Collected data entries
___
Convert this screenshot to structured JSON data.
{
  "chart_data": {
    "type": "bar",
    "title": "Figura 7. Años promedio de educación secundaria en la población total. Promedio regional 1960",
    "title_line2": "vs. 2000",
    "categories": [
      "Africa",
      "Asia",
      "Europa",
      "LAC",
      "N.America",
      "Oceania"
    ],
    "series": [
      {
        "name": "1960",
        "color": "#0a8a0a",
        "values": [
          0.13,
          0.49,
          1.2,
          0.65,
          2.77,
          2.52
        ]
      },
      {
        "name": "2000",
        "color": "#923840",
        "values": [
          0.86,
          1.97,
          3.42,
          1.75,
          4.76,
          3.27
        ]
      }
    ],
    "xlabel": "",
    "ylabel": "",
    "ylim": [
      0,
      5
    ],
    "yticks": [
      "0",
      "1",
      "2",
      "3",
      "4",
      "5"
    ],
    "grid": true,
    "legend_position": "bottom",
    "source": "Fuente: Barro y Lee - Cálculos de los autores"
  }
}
___
▸ Problem to work on: Write out the whole listing again. Match it word for word.

▸ Correct response:
Convert this screenshot to structured JSON data.
{
  "chart_data": {
    "type": "bar",
    "title": "Figura 7. Años promedio de educación secundaria en la población total. Promedio regional 1960",
    "title_line2": "vs. 2000",
    "categories": [
      "Africa",
      "Asia",
      "Europa",
      "LAC",
      "N.America",
      "Oceania"
    ],
    "series": [
      {
        "name": "1960",
        "color": "#0a8a0a",
        "values": [
          0.13,
          0.49,
          1.2,
          0.65,
          2.77,
          2.52
        ]
      },
      {
        "name": "2000",
        "color": "#923840",
        "values": [
          0.86,
          1.97,
          3.42,
          1.75,
          4.76,
          3.27
        ]
      }
    ],
    "xlabel": "",
    "ylabel": "",
    "ylim": [
      0,
      5
    ],
    "yticks": [
      "0",
      "1",
      "2",
      "3",
      "4",
      "5"
    ],
    "grid": true,
    "legend_position": "bottom",
    "source": "Fuente: Barro y Lee - Cálculos de los autores"
  }
}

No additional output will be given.